Collected data entries:
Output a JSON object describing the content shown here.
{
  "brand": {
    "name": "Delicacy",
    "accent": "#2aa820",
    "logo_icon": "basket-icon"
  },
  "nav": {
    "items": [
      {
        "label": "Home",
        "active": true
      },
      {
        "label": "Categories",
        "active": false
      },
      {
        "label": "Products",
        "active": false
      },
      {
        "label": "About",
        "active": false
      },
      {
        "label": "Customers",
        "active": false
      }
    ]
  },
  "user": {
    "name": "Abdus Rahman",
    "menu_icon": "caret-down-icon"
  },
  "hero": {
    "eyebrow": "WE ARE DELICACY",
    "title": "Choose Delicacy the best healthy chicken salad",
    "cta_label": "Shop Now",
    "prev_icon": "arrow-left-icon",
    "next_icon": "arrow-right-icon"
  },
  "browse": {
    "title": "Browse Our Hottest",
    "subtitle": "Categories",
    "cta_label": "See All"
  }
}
...
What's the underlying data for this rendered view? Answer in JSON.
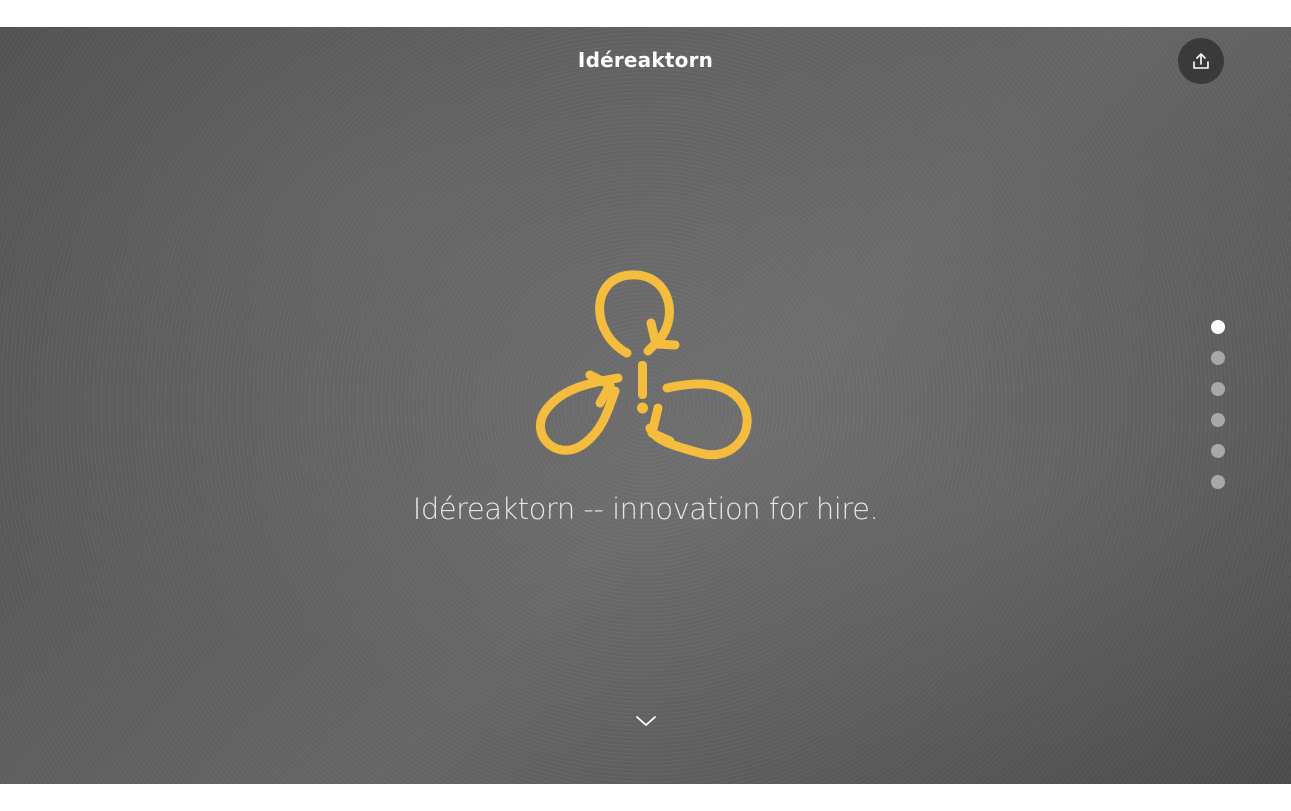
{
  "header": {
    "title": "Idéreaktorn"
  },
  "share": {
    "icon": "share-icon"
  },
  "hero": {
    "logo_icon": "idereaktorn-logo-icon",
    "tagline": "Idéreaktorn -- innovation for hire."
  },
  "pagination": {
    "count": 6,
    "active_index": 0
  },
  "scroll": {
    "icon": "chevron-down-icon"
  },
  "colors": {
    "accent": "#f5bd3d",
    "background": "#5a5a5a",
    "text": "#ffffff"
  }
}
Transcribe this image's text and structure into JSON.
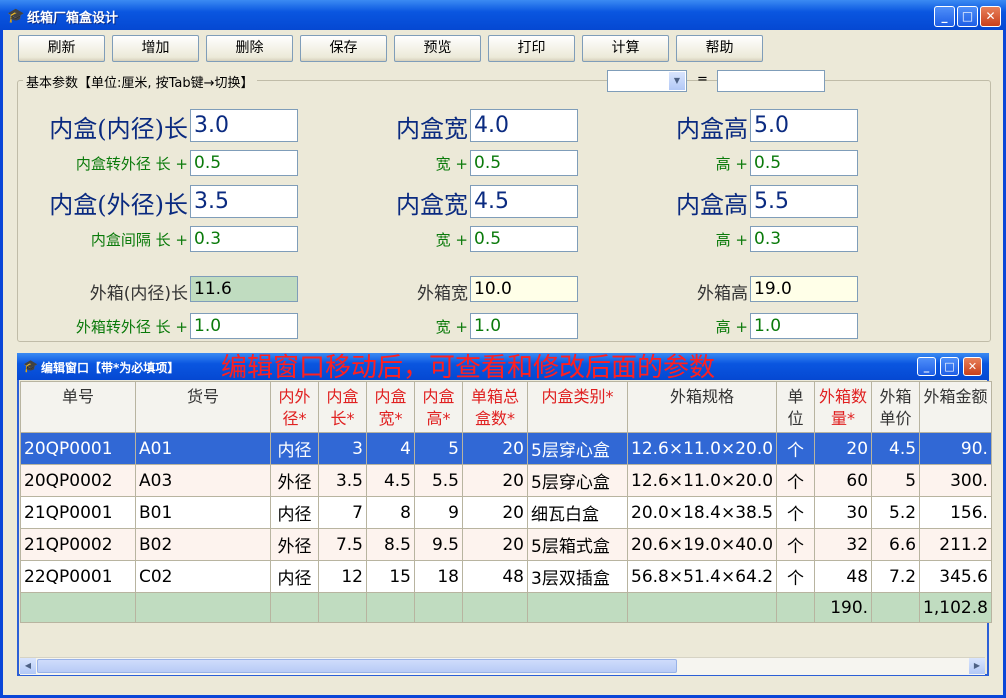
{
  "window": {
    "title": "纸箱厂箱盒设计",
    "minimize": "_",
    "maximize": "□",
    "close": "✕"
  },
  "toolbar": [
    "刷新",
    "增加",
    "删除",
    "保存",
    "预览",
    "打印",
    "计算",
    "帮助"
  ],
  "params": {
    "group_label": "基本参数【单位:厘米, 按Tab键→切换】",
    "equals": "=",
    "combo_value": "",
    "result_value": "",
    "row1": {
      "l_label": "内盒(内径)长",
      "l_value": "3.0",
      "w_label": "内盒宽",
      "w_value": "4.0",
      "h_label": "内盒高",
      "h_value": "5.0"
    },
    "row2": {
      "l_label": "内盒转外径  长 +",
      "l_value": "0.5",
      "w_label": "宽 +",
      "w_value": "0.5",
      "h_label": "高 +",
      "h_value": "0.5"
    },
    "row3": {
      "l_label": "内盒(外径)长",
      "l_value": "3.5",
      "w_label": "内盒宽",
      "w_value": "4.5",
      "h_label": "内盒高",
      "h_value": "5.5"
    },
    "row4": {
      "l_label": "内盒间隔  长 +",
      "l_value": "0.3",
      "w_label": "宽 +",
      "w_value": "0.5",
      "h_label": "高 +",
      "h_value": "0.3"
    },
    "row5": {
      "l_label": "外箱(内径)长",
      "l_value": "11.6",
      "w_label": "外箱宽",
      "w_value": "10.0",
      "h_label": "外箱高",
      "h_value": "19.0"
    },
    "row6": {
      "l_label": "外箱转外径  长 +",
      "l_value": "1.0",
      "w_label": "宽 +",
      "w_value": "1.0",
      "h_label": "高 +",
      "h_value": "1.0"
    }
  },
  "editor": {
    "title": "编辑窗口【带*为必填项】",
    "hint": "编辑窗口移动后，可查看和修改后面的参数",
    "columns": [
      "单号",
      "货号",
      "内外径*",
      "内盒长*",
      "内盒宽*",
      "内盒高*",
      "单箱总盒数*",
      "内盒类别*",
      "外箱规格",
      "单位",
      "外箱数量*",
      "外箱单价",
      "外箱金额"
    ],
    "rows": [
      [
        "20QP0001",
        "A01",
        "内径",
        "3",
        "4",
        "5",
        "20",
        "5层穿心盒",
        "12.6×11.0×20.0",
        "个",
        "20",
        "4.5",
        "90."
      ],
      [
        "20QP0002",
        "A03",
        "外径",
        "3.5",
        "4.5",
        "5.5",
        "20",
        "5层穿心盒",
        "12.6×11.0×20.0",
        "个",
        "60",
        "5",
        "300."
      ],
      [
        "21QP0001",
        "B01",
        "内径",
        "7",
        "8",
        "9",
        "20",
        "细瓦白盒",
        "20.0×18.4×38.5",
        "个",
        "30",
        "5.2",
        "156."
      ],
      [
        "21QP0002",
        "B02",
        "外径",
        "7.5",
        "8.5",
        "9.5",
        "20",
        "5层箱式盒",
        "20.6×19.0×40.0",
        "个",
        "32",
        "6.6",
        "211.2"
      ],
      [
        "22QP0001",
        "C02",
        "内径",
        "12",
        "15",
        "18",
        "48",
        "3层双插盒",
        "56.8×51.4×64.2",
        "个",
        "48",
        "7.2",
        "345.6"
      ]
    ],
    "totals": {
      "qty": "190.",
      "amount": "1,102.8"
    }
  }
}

## [AIM]
Find the word "this" in the data and show each line that holds it.

## [COMPLETE ANSWER]
What's the underlying data for this rendered view? Answer in JSON.
Transcribe this image's text and structure into JSON.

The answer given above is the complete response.